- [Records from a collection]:
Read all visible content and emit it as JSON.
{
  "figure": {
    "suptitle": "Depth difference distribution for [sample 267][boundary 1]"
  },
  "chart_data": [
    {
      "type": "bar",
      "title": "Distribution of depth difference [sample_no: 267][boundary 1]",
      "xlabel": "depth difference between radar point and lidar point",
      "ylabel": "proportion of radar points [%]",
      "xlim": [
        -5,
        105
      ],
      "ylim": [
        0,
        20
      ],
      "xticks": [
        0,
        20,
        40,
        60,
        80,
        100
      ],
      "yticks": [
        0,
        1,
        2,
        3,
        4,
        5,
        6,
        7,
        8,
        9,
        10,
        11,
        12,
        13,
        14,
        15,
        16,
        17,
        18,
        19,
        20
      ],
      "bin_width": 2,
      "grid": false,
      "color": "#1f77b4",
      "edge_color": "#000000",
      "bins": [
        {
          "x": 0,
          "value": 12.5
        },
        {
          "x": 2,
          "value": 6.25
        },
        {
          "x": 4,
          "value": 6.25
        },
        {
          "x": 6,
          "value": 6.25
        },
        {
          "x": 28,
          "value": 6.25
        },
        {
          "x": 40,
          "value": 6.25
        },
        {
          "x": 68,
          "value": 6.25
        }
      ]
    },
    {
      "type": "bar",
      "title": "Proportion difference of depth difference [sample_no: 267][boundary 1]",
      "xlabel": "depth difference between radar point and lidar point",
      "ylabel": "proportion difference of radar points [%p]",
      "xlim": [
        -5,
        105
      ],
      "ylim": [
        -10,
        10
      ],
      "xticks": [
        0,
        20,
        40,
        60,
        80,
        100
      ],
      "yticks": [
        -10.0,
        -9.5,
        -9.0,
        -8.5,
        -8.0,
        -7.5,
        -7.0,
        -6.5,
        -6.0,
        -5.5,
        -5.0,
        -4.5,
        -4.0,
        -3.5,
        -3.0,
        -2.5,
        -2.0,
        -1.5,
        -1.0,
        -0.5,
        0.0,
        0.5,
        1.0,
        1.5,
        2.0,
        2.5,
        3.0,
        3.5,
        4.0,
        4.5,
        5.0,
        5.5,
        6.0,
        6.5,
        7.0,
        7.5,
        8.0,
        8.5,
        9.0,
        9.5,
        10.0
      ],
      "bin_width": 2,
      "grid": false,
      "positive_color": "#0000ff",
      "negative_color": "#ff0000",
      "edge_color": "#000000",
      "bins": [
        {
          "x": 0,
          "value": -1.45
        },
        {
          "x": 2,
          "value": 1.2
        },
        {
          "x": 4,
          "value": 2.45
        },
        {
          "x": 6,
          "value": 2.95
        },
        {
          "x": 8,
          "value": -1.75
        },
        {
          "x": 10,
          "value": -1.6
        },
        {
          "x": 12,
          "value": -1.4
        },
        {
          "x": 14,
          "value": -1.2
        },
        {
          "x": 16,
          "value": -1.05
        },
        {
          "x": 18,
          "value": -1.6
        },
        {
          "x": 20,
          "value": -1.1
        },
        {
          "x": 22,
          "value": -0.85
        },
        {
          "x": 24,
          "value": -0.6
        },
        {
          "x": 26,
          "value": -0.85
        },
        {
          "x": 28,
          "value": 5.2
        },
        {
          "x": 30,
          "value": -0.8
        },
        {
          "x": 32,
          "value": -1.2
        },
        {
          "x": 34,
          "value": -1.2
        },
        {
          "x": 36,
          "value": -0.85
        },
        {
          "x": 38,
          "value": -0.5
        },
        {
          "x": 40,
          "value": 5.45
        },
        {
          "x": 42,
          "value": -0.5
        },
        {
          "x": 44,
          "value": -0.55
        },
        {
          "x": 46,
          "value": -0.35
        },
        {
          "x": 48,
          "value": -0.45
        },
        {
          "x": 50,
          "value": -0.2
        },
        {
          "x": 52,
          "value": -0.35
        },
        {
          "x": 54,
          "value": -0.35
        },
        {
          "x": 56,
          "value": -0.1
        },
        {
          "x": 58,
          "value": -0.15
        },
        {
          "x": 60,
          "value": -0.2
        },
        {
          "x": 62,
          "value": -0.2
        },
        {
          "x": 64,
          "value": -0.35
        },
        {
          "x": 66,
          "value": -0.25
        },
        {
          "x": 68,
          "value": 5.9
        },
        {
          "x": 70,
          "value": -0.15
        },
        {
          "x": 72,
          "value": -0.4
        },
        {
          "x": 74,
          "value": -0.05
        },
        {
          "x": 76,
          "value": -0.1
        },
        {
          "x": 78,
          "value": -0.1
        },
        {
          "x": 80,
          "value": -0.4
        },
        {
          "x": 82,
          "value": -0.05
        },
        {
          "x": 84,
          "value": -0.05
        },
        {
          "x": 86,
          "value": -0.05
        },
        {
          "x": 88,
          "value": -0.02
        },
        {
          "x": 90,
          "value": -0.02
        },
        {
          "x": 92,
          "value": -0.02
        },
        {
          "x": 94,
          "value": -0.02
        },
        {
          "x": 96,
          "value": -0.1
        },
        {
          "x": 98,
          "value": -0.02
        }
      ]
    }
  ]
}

- [Short exercise]:
Pick each line holding the word "ylabel" out of the listing.

- [Solved problem]:
      "ylabel": "proportion of radar points [%]",
      "ylabel": "proportion difference of radar points [%p]",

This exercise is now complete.